#### [WHAT YOU NEED TO DO]
Below are the records; collect from them each line containing the string "JSON".

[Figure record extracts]
------

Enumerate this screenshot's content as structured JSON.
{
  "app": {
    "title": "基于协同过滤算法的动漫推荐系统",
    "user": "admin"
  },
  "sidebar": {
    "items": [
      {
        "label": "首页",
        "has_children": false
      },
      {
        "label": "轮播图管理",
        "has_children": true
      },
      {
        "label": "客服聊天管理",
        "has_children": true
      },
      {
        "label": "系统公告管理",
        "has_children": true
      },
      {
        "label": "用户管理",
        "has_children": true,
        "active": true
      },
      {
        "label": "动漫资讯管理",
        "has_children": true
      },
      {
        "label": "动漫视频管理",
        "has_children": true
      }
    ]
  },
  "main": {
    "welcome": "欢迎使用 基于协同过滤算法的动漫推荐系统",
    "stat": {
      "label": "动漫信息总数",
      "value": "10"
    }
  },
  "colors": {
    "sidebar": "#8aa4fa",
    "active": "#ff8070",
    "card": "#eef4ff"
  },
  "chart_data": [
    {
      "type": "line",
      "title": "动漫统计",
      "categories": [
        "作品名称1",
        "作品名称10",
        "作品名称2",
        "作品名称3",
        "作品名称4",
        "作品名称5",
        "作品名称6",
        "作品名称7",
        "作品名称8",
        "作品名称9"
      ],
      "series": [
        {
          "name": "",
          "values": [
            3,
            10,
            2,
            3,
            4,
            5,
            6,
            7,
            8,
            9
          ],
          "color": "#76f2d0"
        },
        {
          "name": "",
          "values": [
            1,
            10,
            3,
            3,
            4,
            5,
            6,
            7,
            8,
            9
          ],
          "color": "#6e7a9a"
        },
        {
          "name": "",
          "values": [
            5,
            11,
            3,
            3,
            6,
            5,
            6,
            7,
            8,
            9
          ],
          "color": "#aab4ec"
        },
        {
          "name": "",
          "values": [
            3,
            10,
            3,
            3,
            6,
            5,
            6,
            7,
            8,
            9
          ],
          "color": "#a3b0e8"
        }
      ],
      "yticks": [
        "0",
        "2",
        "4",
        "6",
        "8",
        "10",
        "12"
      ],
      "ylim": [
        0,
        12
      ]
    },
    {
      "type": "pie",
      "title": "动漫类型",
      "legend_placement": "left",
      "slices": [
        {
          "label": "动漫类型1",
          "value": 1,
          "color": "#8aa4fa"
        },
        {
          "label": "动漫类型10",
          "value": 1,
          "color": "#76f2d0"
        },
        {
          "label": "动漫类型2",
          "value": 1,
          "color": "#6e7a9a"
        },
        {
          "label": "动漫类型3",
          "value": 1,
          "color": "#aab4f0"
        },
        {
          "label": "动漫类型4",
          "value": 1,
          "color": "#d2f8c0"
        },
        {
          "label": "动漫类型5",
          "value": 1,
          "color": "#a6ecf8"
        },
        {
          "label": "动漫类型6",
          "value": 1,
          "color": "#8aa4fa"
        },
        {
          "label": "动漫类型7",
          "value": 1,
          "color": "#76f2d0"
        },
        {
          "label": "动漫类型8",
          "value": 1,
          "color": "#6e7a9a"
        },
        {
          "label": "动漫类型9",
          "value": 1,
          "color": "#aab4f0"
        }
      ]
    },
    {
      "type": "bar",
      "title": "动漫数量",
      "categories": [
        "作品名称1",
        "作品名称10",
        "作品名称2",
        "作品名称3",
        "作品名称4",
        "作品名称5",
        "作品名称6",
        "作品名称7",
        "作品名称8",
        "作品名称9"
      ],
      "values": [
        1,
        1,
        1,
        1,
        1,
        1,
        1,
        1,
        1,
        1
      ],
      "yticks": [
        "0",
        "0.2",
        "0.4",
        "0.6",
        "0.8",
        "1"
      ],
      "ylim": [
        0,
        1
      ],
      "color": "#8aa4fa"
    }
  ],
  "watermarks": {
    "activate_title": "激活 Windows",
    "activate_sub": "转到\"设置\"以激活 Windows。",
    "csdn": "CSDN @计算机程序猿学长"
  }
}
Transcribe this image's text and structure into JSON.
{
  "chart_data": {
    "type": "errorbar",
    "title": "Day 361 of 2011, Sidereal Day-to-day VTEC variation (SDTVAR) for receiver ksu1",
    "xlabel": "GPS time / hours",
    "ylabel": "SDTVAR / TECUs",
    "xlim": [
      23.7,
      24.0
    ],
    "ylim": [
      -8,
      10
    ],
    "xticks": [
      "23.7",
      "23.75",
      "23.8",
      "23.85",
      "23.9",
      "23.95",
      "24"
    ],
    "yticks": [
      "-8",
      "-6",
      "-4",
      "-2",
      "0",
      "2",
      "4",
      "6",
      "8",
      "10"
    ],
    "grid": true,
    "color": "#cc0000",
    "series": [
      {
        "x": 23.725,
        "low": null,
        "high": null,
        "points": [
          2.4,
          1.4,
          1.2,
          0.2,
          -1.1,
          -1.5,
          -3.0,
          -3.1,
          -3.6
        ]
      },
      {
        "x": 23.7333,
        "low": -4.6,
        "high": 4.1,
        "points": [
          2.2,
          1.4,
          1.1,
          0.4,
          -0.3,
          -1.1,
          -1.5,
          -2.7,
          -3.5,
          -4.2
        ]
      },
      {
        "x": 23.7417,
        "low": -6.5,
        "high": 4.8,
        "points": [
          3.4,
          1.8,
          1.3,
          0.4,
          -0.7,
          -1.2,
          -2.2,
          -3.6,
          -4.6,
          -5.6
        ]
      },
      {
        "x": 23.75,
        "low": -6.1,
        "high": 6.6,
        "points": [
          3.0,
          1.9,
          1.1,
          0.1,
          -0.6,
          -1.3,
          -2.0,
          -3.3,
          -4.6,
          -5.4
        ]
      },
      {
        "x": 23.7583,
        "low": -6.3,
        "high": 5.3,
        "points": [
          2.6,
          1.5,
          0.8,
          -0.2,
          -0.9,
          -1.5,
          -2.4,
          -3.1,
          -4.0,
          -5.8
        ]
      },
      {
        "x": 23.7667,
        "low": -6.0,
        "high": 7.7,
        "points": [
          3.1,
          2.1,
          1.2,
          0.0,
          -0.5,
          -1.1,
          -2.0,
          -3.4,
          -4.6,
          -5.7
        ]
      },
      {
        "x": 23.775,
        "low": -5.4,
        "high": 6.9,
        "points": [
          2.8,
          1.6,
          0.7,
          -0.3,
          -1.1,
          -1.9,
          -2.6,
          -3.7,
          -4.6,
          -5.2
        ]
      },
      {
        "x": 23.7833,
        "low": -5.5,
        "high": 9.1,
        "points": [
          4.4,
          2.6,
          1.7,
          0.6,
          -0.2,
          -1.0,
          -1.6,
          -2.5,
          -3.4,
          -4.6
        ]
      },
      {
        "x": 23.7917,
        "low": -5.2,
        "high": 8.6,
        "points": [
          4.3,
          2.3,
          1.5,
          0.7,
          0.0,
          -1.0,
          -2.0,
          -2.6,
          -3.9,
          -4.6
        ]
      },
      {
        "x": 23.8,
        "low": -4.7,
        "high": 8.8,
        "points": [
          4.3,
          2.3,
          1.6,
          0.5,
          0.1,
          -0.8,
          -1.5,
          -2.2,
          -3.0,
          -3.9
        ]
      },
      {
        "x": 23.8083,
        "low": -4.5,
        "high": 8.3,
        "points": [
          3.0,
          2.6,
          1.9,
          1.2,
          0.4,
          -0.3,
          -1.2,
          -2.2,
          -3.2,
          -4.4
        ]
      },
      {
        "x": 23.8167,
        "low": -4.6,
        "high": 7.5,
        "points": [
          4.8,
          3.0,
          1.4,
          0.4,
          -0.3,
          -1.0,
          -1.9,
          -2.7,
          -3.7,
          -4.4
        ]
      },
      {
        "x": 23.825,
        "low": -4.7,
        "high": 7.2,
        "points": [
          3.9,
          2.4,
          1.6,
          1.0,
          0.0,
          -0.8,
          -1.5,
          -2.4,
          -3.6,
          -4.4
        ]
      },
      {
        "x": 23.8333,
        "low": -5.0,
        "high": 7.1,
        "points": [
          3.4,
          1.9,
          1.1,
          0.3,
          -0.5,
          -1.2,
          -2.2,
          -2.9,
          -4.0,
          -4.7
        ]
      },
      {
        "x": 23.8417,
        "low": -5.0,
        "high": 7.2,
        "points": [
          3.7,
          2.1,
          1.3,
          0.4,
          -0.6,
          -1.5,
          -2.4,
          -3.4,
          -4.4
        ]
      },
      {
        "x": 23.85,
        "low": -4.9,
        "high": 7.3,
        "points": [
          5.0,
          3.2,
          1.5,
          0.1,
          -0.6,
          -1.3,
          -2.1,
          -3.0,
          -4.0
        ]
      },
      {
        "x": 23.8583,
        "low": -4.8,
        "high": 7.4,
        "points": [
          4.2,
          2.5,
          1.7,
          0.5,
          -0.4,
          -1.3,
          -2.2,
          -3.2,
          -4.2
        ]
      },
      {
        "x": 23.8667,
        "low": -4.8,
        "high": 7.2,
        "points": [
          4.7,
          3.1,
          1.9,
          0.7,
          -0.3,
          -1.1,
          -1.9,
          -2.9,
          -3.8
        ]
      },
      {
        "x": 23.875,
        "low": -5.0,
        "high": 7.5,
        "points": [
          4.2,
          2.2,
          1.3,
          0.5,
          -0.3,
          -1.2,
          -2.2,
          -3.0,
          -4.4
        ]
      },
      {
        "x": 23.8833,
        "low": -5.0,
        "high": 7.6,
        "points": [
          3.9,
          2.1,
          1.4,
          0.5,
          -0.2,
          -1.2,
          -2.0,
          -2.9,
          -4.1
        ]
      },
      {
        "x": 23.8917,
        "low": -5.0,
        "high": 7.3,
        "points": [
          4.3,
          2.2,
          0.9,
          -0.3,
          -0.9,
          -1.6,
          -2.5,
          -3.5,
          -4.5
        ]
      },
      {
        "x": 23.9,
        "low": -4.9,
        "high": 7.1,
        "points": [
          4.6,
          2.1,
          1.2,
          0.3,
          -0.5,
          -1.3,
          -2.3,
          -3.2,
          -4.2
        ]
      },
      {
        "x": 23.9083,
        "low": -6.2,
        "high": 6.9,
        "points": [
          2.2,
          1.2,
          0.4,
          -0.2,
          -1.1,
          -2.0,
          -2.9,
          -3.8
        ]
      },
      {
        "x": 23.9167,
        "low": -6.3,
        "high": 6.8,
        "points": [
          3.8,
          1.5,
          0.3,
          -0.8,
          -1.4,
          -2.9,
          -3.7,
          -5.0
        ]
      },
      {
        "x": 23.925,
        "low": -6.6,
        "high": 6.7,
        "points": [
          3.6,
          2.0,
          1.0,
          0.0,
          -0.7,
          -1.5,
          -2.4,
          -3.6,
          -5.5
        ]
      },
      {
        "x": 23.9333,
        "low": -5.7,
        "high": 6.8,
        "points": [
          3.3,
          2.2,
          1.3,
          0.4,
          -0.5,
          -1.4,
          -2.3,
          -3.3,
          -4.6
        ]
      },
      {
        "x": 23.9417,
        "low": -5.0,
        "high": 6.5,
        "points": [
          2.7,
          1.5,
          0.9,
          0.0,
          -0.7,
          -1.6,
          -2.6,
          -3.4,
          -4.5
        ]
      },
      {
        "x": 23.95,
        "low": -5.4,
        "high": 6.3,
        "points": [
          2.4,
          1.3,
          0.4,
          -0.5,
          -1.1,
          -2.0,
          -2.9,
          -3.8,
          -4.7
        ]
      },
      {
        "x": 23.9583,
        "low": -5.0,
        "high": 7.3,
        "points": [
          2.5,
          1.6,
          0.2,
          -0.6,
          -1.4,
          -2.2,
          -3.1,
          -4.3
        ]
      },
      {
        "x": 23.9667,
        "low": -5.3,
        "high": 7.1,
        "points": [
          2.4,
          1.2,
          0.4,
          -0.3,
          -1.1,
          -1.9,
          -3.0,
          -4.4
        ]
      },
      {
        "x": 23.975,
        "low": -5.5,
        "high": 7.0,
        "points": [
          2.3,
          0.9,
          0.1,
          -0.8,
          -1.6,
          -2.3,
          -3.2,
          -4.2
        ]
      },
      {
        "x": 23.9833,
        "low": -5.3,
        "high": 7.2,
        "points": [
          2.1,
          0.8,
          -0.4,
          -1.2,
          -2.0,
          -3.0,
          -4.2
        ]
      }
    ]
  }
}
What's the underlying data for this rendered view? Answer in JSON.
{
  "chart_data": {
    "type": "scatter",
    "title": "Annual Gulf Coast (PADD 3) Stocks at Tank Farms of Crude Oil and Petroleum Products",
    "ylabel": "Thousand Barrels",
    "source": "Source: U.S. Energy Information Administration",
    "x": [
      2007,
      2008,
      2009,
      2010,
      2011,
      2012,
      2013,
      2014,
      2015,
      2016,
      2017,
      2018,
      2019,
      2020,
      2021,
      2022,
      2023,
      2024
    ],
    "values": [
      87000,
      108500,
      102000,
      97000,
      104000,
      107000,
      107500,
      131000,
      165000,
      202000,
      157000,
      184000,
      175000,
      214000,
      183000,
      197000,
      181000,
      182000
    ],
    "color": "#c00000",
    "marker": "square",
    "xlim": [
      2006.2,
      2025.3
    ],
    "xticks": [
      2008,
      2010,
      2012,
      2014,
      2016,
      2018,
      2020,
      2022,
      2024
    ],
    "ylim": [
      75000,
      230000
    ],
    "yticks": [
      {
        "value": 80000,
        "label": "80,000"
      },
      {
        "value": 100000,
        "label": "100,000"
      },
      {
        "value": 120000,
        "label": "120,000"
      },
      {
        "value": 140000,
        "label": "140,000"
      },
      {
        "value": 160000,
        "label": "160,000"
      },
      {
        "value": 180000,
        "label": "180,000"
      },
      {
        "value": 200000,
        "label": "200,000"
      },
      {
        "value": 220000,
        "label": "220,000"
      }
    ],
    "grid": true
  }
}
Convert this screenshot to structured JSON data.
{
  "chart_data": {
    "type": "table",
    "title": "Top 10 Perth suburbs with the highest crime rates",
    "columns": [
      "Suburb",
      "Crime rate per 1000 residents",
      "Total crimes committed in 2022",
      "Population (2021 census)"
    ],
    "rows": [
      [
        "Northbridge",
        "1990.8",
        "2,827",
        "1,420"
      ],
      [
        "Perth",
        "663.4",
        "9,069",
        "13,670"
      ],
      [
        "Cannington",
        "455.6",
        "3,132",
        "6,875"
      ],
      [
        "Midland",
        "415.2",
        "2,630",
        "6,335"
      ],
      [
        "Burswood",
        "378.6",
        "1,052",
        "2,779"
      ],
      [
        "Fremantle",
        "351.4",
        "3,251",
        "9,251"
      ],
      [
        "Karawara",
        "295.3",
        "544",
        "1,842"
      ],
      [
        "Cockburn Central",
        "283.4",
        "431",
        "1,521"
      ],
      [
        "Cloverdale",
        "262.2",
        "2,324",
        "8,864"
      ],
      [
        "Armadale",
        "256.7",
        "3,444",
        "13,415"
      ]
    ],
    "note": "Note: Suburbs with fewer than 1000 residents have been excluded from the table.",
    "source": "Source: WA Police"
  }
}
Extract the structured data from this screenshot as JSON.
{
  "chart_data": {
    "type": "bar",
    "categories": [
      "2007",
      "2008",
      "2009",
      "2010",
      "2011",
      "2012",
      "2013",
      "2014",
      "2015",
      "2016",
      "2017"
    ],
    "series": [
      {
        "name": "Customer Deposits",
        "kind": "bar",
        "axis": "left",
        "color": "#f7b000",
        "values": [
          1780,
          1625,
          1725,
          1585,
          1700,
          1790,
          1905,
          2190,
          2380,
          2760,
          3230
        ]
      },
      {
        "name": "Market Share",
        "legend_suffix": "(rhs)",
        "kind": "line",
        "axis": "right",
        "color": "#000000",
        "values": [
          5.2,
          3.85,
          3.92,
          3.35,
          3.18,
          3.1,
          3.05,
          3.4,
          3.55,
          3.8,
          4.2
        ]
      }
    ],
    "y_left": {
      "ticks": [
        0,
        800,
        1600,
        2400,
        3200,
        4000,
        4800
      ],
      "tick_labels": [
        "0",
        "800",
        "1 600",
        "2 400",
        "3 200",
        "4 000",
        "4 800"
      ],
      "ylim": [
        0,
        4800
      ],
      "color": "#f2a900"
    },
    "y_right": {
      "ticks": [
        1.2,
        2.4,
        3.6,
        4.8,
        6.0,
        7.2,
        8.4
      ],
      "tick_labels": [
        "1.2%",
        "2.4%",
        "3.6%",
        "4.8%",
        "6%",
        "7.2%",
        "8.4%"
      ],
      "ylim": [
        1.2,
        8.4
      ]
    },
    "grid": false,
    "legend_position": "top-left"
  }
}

------

#### [TASK RESULT]
Enumerate this screenshot's content as structured JSON.
Transcribe this image's text and structure into JSON.
What's the underlying data for this rendered view? Answer in JSON.
Convert this screenshot to structured JSON data.
Extract the structured data from this screenshot as JSON.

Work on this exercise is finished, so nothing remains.